**What you are asked to do:** Go through the records and show each line where the word "съемки" occurs.
----- Record set
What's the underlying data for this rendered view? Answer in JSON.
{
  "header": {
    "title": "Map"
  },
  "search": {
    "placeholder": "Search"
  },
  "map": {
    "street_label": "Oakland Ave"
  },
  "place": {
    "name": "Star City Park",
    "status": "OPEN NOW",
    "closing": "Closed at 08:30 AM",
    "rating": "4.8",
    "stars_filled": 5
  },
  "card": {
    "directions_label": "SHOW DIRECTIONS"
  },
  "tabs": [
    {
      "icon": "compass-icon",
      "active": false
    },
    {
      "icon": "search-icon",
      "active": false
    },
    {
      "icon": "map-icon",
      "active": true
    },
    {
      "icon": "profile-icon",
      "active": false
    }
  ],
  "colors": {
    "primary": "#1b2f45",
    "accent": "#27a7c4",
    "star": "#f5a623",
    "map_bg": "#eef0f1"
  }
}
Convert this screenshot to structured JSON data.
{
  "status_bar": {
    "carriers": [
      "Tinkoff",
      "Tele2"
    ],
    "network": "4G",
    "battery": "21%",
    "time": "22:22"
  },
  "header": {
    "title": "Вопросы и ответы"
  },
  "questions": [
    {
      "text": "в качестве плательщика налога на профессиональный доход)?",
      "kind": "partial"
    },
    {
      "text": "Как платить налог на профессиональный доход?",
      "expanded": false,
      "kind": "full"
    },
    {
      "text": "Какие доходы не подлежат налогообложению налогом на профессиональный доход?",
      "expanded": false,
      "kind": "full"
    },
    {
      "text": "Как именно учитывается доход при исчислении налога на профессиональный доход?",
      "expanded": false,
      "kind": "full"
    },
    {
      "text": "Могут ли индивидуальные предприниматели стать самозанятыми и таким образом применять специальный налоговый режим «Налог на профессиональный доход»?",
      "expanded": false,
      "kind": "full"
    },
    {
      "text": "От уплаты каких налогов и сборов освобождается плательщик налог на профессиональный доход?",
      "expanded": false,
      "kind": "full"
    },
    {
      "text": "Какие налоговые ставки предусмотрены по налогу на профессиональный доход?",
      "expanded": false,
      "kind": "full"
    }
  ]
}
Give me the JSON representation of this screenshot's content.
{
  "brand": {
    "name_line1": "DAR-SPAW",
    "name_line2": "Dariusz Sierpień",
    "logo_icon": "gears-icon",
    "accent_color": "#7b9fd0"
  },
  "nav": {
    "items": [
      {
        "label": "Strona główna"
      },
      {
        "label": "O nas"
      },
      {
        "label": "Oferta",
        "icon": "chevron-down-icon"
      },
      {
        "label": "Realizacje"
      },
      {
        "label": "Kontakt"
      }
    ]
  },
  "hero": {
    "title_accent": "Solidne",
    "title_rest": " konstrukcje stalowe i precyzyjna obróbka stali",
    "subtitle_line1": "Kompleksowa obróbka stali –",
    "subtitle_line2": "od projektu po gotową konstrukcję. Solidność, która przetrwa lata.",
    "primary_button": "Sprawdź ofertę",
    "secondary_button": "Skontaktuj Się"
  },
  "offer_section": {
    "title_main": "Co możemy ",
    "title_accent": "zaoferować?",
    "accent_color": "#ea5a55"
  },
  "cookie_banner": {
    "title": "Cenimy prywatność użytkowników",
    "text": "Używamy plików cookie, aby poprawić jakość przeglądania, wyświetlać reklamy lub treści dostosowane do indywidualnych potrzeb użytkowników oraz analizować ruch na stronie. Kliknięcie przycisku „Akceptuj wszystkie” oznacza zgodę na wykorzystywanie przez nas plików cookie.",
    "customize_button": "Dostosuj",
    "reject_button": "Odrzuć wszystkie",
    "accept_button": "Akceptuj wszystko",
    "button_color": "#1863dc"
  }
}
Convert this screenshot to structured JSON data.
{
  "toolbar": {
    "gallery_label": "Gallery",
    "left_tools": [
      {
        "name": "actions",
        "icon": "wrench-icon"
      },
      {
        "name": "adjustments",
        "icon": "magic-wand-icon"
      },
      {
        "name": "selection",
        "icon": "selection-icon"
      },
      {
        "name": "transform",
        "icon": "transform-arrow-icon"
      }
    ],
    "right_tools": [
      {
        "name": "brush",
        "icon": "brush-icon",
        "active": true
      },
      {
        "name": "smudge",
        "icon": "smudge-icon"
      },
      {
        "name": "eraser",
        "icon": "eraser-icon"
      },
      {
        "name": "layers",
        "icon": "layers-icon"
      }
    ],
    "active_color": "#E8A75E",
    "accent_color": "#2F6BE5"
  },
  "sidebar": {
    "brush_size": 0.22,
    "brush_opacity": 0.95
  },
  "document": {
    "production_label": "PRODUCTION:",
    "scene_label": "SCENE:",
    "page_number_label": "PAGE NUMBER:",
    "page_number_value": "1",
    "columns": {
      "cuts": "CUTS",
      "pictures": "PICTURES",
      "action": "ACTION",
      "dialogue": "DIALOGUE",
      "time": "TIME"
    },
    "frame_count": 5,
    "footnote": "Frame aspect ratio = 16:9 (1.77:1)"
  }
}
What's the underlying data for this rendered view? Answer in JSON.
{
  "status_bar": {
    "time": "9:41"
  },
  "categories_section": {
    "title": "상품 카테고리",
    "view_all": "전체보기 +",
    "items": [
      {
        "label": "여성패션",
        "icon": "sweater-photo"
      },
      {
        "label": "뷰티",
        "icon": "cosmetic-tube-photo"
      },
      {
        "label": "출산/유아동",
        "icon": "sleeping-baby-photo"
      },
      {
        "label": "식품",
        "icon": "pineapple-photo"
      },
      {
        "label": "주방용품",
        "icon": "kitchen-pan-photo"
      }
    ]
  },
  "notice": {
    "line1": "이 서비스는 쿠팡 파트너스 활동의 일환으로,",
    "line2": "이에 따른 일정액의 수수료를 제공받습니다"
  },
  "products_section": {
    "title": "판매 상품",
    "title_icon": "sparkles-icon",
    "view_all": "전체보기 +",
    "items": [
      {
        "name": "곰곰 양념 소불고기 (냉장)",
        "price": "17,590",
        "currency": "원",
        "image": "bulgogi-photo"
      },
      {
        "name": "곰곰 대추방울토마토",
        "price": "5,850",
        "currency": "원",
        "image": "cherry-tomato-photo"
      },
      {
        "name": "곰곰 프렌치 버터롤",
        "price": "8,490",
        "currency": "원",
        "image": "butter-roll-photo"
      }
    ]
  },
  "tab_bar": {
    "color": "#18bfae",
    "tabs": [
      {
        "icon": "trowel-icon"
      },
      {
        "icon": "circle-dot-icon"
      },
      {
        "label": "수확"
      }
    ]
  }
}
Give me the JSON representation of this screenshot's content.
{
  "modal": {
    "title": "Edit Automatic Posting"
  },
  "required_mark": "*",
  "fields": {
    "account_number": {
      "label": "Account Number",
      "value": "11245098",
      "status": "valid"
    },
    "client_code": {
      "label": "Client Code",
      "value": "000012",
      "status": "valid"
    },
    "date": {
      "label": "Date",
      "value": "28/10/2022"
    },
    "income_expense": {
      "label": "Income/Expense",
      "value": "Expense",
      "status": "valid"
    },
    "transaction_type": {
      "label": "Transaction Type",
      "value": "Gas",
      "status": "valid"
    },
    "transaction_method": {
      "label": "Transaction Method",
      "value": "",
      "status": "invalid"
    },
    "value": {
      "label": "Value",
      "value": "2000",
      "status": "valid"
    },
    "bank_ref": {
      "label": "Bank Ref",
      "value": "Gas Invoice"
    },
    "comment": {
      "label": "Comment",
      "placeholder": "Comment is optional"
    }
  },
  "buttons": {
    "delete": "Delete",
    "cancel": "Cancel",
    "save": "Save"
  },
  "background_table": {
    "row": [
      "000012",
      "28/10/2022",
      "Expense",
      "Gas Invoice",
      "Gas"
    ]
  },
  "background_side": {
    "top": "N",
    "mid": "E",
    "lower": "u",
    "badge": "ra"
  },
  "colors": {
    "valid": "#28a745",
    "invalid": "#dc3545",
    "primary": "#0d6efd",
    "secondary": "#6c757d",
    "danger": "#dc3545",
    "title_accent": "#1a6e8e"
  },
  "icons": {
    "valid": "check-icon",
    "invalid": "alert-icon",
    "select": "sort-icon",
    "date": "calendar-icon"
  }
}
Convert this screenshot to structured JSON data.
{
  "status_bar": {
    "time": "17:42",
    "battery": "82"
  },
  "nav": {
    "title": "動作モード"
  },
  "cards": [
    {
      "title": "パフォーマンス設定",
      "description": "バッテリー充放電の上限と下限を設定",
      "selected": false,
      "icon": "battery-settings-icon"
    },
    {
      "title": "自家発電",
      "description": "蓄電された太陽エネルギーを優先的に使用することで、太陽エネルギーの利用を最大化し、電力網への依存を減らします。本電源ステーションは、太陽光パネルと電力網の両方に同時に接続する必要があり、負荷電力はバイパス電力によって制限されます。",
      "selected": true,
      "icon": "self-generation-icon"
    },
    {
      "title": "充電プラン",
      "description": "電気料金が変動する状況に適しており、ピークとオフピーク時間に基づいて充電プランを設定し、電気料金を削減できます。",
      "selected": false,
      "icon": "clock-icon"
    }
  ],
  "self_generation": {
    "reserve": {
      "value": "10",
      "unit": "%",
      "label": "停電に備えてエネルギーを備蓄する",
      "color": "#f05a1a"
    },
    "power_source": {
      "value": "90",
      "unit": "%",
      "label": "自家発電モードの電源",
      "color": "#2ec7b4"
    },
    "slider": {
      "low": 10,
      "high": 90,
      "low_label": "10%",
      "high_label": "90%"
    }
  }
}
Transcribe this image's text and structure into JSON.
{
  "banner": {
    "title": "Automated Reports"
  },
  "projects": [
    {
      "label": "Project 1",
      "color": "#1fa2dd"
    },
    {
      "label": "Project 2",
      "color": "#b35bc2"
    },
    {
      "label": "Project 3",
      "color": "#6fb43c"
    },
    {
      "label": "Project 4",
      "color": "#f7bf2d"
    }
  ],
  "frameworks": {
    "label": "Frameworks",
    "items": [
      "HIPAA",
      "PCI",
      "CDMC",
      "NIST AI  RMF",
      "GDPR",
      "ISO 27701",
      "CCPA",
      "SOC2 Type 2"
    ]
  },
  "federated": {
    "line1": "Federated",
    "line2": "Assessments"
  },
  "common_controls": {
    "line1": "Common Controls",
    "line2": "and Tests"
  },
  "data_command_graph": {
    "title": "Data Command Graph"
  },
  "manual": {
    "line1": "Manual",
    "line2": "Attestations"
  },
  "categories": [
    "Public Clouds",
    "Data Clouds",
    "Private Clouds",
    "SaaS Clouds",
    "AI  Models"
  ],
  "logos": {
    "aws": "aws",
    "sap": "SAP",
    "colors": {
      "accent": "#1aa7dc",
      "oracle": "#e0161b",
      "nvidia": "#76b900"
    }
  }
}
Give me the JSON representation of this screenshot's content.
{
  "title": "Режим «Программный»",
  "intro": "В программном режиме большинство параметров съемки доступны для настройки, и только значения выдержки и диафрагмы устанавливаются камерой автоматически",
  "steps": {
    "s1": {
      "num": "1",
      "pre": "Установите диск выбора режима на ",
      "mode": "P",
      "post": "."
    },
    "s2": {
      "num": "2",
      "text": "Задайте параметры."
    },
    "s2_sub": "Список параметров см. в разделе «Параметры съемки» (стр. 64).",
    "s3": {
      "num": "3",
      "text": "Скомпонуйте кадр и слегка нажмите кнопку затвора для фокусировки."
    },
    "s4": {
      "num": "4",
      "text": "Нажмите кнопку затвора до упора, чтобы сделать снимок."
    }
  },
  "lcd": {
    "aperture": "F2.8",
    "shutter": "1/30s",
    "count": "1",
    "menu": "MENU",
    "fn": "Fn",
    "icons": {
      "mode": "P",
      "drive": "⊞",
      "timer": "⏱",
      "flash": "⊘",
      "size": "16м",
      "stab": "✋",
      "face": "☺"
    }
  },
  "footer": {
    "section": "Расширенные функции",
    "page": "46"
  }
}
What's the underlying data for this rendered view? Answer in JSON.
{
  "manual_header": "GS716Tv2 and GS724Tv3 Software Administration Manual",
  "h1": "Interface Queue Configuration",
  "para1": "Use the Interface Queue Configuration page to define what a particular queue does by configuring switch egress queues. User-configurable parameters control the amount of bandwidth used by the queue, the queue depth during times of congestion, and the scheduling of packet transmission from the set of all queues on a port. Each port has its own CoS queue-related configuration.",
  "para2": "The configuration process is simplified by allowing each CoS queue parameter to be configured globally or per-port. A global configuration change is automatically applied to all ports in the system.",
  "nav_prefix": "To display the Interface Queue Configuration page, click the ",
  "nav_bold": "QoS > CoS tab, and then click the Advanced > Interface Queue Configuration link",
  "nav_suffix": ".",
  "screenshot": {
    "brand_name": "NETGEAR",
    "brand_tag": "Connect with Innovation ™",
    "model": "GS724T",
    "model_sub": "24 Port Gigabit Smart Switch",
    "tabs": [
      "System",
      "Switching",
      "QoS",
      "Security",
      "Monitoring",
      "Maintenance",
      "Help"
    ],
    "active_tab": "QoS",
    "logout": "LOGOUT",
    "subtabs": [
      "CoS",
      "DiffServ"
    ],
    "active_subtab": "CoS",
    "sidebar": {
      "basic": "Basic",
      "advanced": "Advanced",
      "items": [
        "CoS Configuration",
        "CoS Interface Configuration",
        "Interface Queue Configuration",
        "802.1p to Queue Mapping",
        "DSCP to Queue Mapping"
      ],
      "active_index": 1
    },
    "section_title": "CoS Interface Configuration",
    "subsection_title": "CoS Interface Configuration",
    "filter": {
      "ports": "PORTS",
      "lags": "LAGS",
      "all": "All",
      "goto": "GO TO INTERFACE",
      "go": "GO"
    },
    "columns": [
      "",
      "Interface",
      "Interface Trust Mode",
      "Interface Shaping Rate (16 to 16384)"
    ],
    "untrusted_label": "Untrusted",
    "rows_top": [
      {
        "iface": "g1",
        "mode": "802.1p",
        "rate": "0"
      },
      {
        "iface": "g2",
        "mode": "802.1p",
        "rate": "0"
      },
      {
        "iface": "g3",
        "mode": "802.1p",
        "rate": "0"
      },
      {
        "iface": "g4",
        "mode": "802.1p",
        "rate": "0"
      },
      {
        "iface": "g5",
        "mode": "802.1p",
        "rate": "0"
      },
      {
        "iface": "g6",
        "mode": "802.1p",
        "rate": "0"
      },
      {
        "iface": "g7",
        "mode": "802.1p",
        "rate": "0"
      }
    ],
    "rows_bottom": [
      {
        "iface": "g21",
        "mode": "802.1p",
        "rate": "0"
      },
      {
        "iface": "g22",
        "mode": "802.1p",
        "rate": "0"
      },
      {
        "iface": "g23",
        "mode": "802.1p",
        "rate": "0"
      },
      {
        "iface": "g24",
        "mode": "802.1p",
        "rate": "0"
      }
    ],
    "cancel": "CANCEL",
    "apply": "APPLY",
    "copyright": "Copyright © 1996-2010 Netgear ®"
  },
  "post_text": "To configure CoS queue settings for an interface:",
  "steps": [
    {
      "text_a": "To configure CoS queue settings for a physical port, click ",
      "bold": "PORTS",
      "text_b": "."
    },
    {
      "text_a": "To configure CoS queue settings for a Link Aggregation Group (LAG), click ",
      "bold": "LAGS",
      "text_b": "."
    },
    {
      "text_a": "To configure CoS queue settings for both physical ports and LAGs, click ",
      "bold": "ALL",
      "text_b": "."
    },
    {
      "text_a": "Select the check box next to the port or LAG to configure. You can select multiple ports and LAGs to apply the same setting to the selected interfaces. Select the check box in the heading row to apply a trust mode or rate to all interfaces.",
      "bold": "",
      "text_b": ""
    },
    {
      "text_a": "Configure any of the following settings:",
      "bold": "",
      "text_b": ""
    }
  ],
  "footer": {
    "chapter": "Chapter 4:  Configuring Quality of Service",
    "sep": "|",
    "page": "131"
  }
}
----------
**Completed exercise:**
  "intro": "В программном режиме большинство параметров съемки доступны для настройки, и только значения выдержки и диафрагмы устанавливаются камерой автоматически",
    "s2_sub": "Список параметров см. в разделе «Параметры съемки» (стр. 64).",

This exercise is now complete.